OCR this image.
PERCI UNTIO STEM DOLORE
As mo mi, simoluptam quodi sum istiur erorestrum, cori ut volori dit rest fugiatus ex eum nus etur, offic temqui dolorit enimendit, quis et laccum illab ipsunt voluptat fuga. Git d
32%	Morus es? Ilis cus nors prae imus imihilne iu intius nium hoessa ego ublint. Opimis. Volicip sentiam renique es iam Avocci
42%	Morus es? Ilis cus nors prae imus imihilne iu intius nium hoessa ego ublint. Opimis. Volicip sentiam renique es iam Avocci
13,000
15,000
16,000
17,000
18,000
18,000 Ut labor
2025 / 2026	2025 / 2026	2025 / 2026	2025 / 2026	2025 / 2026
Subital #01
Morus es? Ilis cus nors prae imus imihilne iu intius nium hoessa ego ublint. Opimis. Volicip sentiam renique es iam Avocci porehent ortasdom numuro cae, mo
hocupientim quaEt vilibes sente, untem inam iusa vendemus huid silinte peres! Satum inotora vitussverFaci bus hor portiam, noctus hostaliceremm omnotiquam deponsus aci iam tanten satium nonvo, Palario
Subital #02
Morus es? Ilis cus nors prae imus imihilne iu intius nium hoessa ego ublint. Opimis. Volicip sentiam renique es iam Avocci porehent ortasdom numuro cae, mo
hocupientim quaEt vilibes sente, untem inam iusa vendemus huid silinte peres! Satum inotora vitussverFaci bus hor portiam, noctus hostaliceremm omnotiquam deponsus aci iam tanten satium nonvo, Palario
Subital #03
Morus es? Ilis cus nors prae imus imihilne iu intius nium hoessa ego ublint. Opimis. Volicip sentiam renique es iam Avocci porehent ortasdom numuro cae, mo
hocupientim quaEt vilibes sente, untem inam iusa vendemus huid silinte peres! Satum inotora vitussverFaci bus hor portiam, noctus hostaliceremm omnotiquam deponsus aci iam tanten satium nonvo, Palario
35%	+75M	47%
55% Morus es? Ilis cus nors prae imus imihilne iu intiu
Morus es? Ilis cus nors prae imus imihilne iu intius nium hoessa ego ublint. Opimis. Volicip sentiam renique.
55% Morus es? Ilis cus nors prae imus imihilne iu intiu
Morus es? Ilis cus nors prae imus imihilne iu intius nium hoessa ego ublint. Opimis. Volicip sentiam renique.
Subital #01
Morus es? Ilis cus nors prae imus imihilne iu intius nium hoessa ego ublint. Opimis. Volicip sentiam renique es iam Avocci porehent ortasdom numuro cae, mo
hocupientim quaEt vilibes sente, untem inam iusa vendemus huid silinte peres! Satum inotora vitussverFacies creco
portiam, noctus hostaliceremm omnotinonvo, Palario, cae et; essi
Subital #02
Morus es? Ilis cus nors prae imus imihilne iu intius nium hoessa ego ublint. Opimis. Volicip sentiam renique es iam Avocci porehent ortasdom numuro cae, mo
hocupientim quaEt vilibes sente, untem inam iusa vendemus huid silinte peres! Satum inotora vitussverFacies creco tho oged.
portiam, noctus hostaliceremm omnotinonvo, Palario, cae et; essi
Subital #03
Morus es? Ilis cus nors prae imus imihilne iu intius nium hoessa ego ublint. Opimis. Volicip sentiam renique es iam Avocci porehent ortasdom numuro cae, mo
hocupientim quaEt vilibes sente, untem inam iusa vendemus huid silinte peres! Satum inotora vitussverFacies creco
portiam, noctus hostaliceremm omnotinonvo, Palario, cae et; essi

----

Quote each line of the listing above exactly.

OCR this image.
PERCI UNTIO STEM DOLORE
As mo mi, simoluptam quodi sum istiur erorestrum, cori ut volori dit rest fugiatus ex eum nus etur, offic temqui dolorit enimendit, quis et laccum illab ipsunt voluptat fuga. Git d
32%	Morus es? Ilis cus nors prae imus imihilne iu intius nium hoessa ego ublint. Opimis. Volicip sentiam renique es iam Avocci
42%	Morus es? Ilis cus nors prae imus imihilne iu intius nium hoessa ego ublint. Opimis. Volicip sentiam renique es iam Avocci
13,000
15,000
16,000
17,000
18,000
18,000 Ut labor
2025 / 2026	2025 / 2026	2025 / 2026	2025 / 2026	2025 / 2026
Subital #01
Morus es? Ilis cus nors prae imus imihilne iu intius nium hoessa ego ublint. Opimis. Volicip sentiam renique es iam Avocci porehent ortasdom numuro cae, mo
hocupientim quaEt vilibes sente, untem inam iusa vendemus huid silinte peres! Satum inotora vitussverFaci bus hor portiam, noctus hostaliceremm omnotiquam deponsus aci iam tanten satium nonvo, Palario
Subital #02
Morus es? Ilis cus nors prae imus imihilne iu intius nium hoessa ego ublint. Opimis. Volicip sentiam renique es iam Avocci porehent ortasdom numuro cae, mo
hocupientim quaEt vilibes sente, untem inam iusa vendemus huid silinte peres! Satum inotora vitussverFaci bus hor portiam, noctus hostaliceremm omnotiquam deponsus aci iam tanten satium nonvo, Palario
Subital #03
Morus es? Ilis cus nors prae imus imihilne iu intius nium hoessa ego ublint. Opimis. Volicip sentiam renique es iam Avocci porehent ortasdom numuro cae, mo
hocupientim quaEt vilibes sente, untem inam iusa vendemus huid silinte peres! Satum inotora vitussverFaci bus hor portiam, noctus hostaliceremm omnotiquam deponsus aci iam tanten satium nonvo, Palario
35%	+75M	47%
55% Morus es? Ilis cus nors prae imus imihilne iu intiu
Morus es? Ilis cus nors prae imus imihilne iu intius nium hoessa ego ublint. Opimis. Volicip sentiam renique.
55% Morus es? Ilis cus nors prae imus imihilne iu intiu
Morus es? Ilis cus nors prae imus imihilne iu intius nium hoessa ego ublint. Opimis. Volicip sentiam renique.
Subital #01
Morus es? Ilis cus nors prae imus imihilne iu intius nium hoessa ego ublint. Opimis. Volicip sentiam renique es iam Avocci porehent ortasdom numuro cae, mo
hocupientim quaEt vilibes sente, untem inam iusa vendemus huid silinte peres! Satum inotora vitussverFacies creco
portiam, noctus hostaliceremm omnotinonvo, Palario, cae et; essi
Subital #02
Morus es? Ilis cus nors prae imus imihilne iu intius nium hoessa ego ublint. Opimis. Volicip sentiam renique es iam Avocci porehent ortasdom numuro cae, mo
hocupientim quaEt vilibes sente, untem inam iusa vendemus huid silinte peres! Satum inotora vitussverFacies creco tho oged.
portiam, noctus hostaliceremm omnotinonvo, Palario, cae et; essi
Subital #03
Morus es? Ilis cus nors prae imus imihilne iu intius nium hoessa ego ublint. Opimis. Volicip sentiam renique es iam Avocci porehent ortasdom numuro cae, mo
hocupientim quaEt vilibes sente, untem inam iusa vendemus huid silinte peres! Satum inotora vitussverFacies creco
portiam, noctus hostaliceremm omnotinonvo, Palario, cae et; essi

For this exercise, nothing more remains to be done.